Recorded data.
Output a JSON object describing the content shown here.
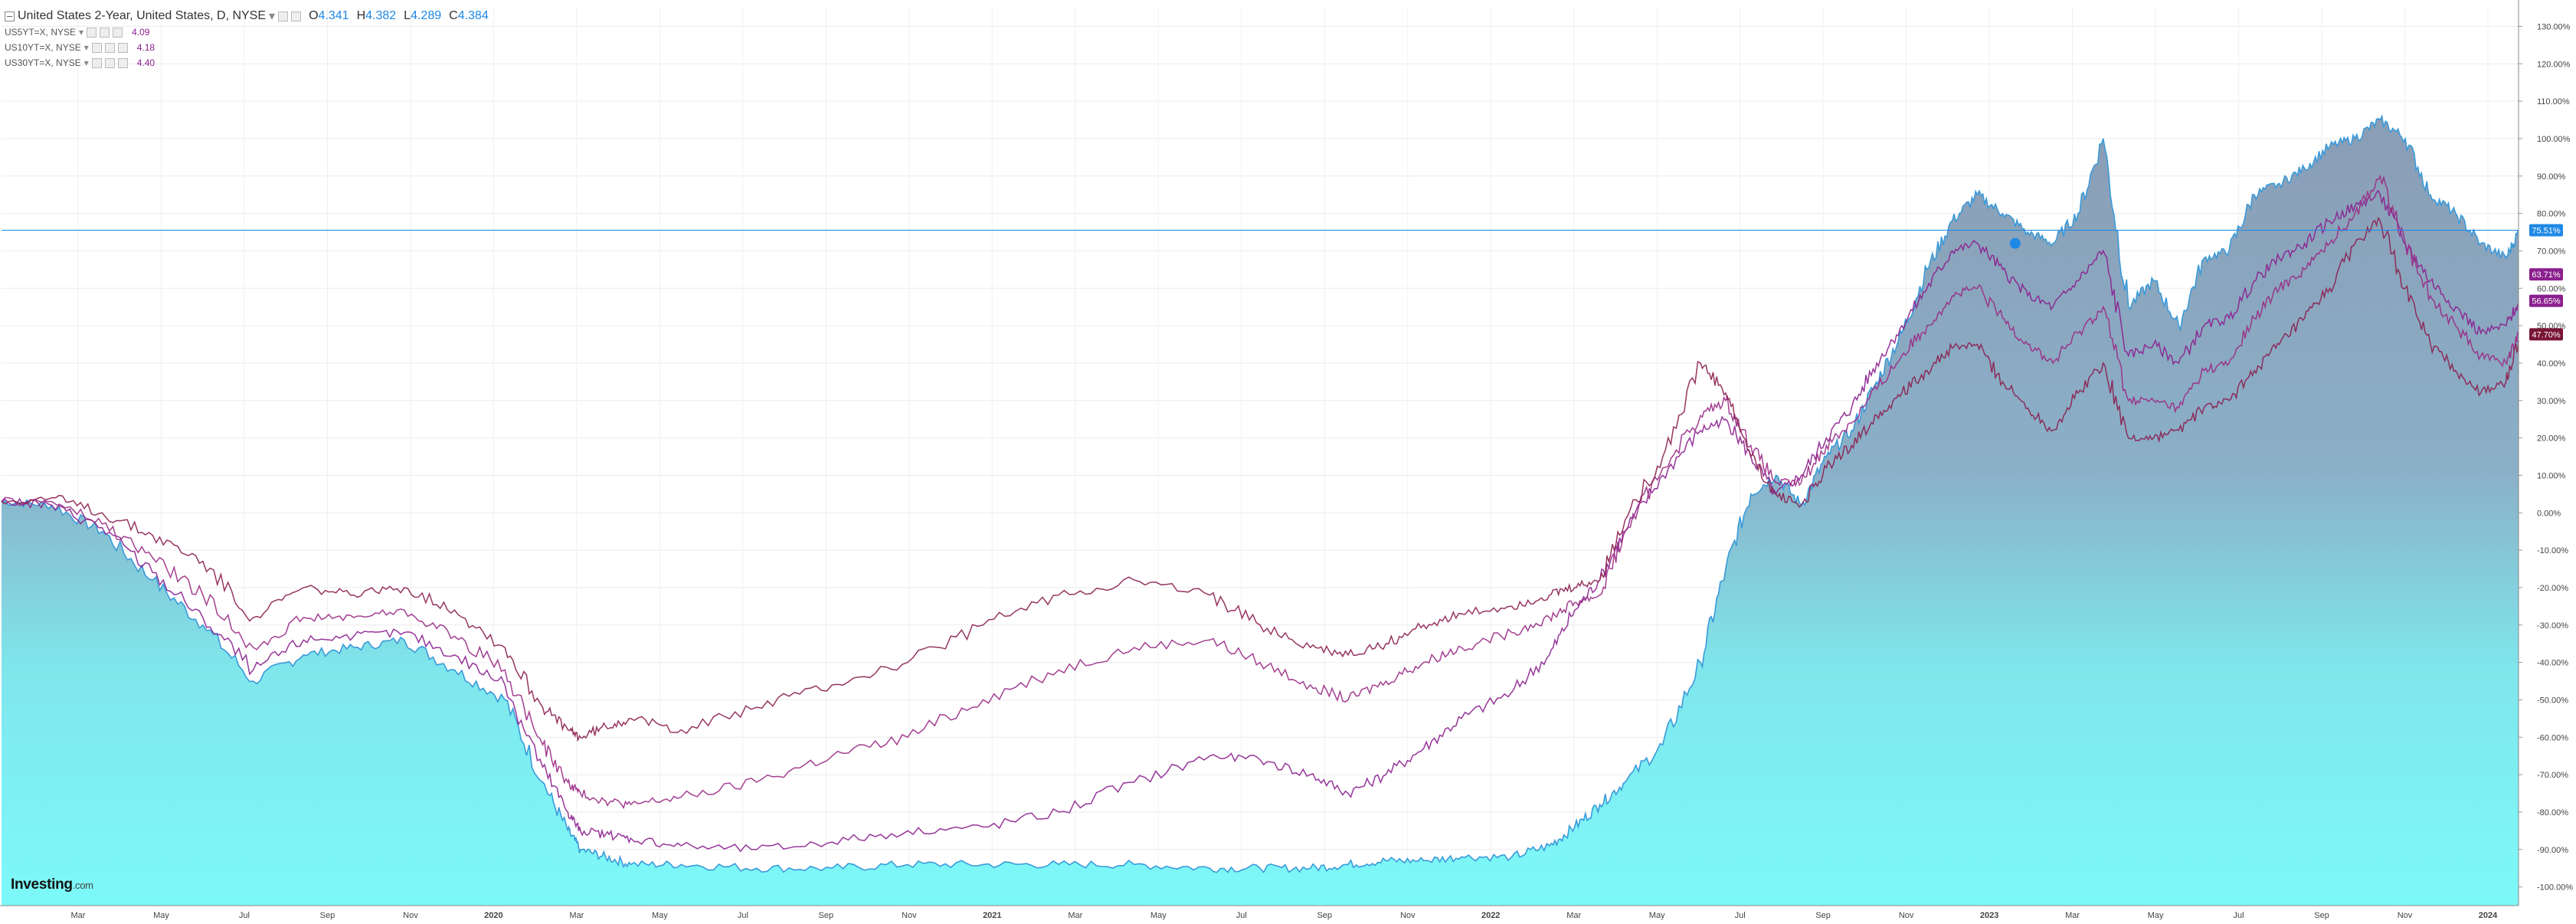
{
  "header": {
    "title": "United States 2-Year, United States, D, NYSE",
    "ohlc": [
      {
        "key": "O",
        "value": "4.341"
      },
      {
        "key": "H",
        "value": "4.382"
      },
      {
        "key": "L",
        "value": "4.289"
      },
      {
        "key": "C",
        "value": "4.384"
      }
    ]
  },
  "legend": [
    {
      "label": "US5YT=X, NYSE",
      "value": "4.09",
      "color": "#8b1f8f"
    },
    {
      "label": "US10YT=X, NYSE",
      "value": "4.18",
      "color": "#8b1f8f"
    },
    {
      "label": "US30YT=X, NYSE",
      "value": "4.40",
      "color": "#8b1f8f"
    }
  ],
  "logo": {
    "main": "Investing",
    "suffix": ".com"
  },
  "colors": {
    "main_line": "#3a9ad9",
    "area_top": "#8fa6c0",
    "area_bottom": "#7df9f9",
    "compare": "#8b1f8f",
    "crosshair": "#1e88e5",
    "marker": "#1e88e5"
  },
  "chart_data": {
    "type": "line",
    "ylim": [
      -105,
      135
    ],
    "y_axis_unit": "%",
    "y_ticks": [
      "130.00%",
      "120.00%",
      "110.00%",
      "100.00%",
      "90.00%",
      "80.00%",
      "70.00%",
      "60.00%",
      "50.00%",
      "40.00%",
      "30.00%",
      "20.00%",
      "10.00%",
      "0.00%",
      "-10.00%",
      "-20.00%",
      "-30.00%",
      "-40.00%",
      "-50.00%",
      "-60.00%",
      "-70.00%",
      "-80.00%",
      "-90.00%",
      "-100.00%"
    ],
    "x_ticks": [
      "Mar",
      "May",
      "Jul",
      "Sep",
      "Nov",
      "2020",
      "Mar",
      "May",
      "Jul",
      "Sep",
      "Nov",
      "2021",
      "Mar",
      "May",
      "Jul",
      "Sep",
      "Nov",
      "2022",
      "Mar",
      "May",
      "Jul",
      "Sep",
      "Nov",
      "2023",
      "Mar",
      "May",
      "Jul",
      "Sep",
      "Nov",
      "2024"
    ],
    "bold_ticks": [
      "2020",
      "2021",
      "2022",
      "2023",
      "2024"
    ],
    "series": [
      {
        "name": "United States 2-Year",
        "kind": "area",
        "x": [
          0,
          0.02,
          0.04,
          0.06,
          0.08,
          0.1,
          0.12,
          0.14,
          0.16,
          0.18,
          0.2,
          0.215,
          0.225,
          0.23,
          0.24,
          0.25,
          0.27,
          0.3,
          0.33,
          0.36,
          0.39,
          0.42,
          0.45,
          0.48,
          0.5,
          0.52,
          0.535,
          0.55,
          0.565,
          0.58,
          0.6,
          0.615,
          0.625,
          0.635,
          0.645,
          0.66,
          0.675,
          0.685,
          0.695,
          0.705,
          0.715,
          0.725,
          0.735,
          0.745,
          0.755,
          0.765,
          0.775,
          0.785,
          0.795,
          0.805,
          0.815,
          0.825,
          0.835,
          0.845,
          0.855,
          0.865,
          0.875,
          0.885,
          0.895,
          0.905,
          0.915,
          0.925,
          0.935,
          0.945,
          0.955,
          0.965,
          0.975,
          0.985,
          0.995,
          1.0
        ],
        "y": [
          3,
          2,
          -5,
          -18,
          -30,
          -45,
          -38,
          -36,
          -34,
          -42,
          -50,
          -72,
          -85,
          -90,
          -92,
          -94,
          -94,
          -95,
          -95,
          -94,
          -94,
          -94,
          -94,
          -95,
          -95,
          -95,
          -94,
          -93,
          -93,
          -92,
          -92,
          -89,
          -84,
          -78,
          -72,
          -62,
          -40,
          -15,
          5,
          10,
          2,
          15,
          22,
          35,
          48,
          65,
          78,
          85,
          80,
          75,
          72,
          80,
          100,
          55,
          62,
          50,
          68,
          70,
          85,
          88,
          92,
          98,
          100,
          105,
          100,
          85,
          80,
          72,
          68,
          75
        ]
      },
      {
        "name": "US5YT=X, NYSE",
        "x": [
          0,
          0.02,
          0.04,
          0.06,
          0.08,
          0.1,
          0.12,
          0.14,
          0.16,
          0.18,
          0.2,
          0.215,
          0.225,
          0.23,
          0.24,
          0.25,
          0.27,
          0.3,
          0.33,
          0.36,
          0.39,
          0.42,
          0.45,
          0.48,
          0.5,
          0.52,
          0.535,
          0.55,
          0.565,
          0.58,
          0.6,
          0.615,
          0.625,
          0.635,
          0.645,
          0.66,
          0.675,
          0.685,
          0.695,
          0.705,
          0.715,
          0.725,
          0.735,
          0.745,
          0.755,
          0.765,
          0.775,
          0.785,
          0.795,
          0.805,
          0.815,
          0.825,
          0.835,
          0.845,
          0.855,
          0.865,
          0.875,
          0.885,
          0.895,
          0.905,
          0.915,
          0.925,
          0.935,
          0.945,
          0.955,
          0.965,
          0.975,
          0.985,
          0.995,
          1.0
        ],
        "y": [
          3,
          2,
          -4,
          -16,
          -28,
          -42,
          -34,
          -33,
          -32,
          -38,
          -46,
          -68,
          -80,
          -85,
          -86,
          -87,
          -89,
          -90,
          -88,
          -85,
          -84,
          -80,
          -72,
          -65,
          -66,
          -70,
          -75,
          -70,
          -63,
          -55,
          -48,
          -38,
          -26,
          -18,
          -5,
          10,
          22,
          25,
          15,
          5,
          10,
          20,
          28,
          40,
          50,
          60,
          70,
          72,
          65,
          58,
          55,
          62,
          70,
          42,
          45,
          40,
          50,
          52,
          62,
          68,
          72,
          78,
          82,
          85,
          72,
          62,
          55,
          48,
          50,
          56
        ]
      },
      {
        "name": "US10YT=X, NYSE",
        "x": [
          0,
          0.02,
          0.04,
          0.06,
          0.08,
          0.1,
          0.12,
          0.14,
          0.16,
          0.18,
          0.2,
          0.215,
          0.225,
          0.23,
          0.24,
          0.25,
          0.27,
          0.3,
          0.33,
          0.36,
          0.39,
          0.42,
          0.45,
          0.48,
          0.5,
          0.52,
          0.535,
          0.55,
          0.565,
          0.58,
          0.6,
          0.615,
          0.625,
          0.635,
          0.645,
          0.66,
          0.675,
          0.685,
          0.695,
          0.705,
          0.715,
          0.725,
          0.735,
          0.745,
          0.755,
          0.765,
          0.775,
          0.785,
          0.795,
          0.805,
          0.815,
          0.825,
          0.835,
          0.845,
          0.855,
          0.865,
          0.875,
          0.885,
          0.895,
          0.905,
          0.915,
          0.925,
          0.935,
          0.945,
          0.955,
          0.965,
          0.975,
          0.985,
          0.995,
          1.0
        ],
        "y": [
          3,
          3,
          -3,
          -12,
          -22,
          -36,
          -28,
          -28,
          -26,
          -33,
          -42,
          -62,
          -72,
          -75,
          -77,
          -78,
          -76,
          -72,
          -65,
          -60,
          -50,
          -42,
          -36,
          -34,
          -40,
          -46,
          -50,
          -45,
          -40,
          -36,
          -32,
          -28,
          -24,
          -22,
          -5,
          12,
          26,
          30,
          18,
          8,
          8,
          18,
          24,
          33,
          42,
          50,
          58,
          60,
          52,
          45,
          40,
          48,
          55,
          30,
          30,
          28,
          38,
          40,
          52,
          60,
          65,
          72,
          80,
          90,
          72,
          58,
          50,
          42,
          40,
          48
        ]
      },
      {
        "name": "US30YT=X, NYSE",
        "x": [
          0,
          0.02,
          0.04,
          0.06,
          0.08,
          0.1,
          0.12,
          0.14,
          0.16,
          0.18,
          0.2,
          0.215,
          0.225,
          0.23,
          0.24,
          0.25,
          0.27,
          0.3,
          0.33,
          0.36,
          0.39,
          0.42,
          0.45,
          0.48,
          0.5,
          0.52,
          0.535,
          0.55,
          0.565,
          0.58,
          0.6,
          0.615,
          0.625,
          0.635,
          0.645,
          0.66,
          0.675,
          0.685,
          0.695,
          0.705,
          0.715,
          0.725,
          0.735,
          0.745,
          0.755,
          0.765,
          0.775,
          0.785,
          0.795,
          0.805,
          0.815,
          0.825,
          0.835,
          0.845,
          0.855,
          0.865,
          0.875,
          0.885,
          0.895,
          0.905,
          0.915,
          0.925,
          0.935,
          0.945,
          0.955,
          0.965,
          0.975,
          0.985,
          0.995,
          1.0
        ],
        "y": [
          3,
          4,
          0,
          -6,
          -13,
          -28,
          -20,
          -22,
          -20,
          -26,
          -36,
          -52,
          -58,
          -60,
          -57,
          -55,
          -58,
          -52,
          -46,
          -40,
          -30,
          -22,
          -18,
          -22,
          -30,
          -36,
          -38,
          -35,
          -30,
          -27,
          -25,
          -22,
          -20,
          -18,
          -2,
          15,
          40,
          32,
          15,
          5,
          2,
          12,
          18,
          26,
          32,
          38,
          44,
          45,
          35,
          28,
          22,
          32,
          40,
          20,
          20,
          22,
          28,
          30,
          38,
          45,
          52,
          60,
          72,
          78,
          60,
          45,
          38,
          32,
          35,
          46
        ]
      }
    ],
    "crosshair_y": 75.51,
    "price_labels": [
      {
        "text": "75.51%",
        "value": 75.51,
        "color": "#1e88e5"
      },
      {
        "text": "63.71%",
        "value": 63.71,
        "color": "#8b1f8f"
      },
      {
        "text": "56.65%",
        "value": 56.65,
        "color": "#8b1f8f"
      },
      {
        "text": "47.70%",
        "value": 47.7,
        "color": "#7a1535"
      }
    ],
    "marker": {
      "x": 0.8,
      "y": 72
    }
  }
}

Problem statement. Of the lines above, how many hold the word "value"? Say the number alone.

The answer. 11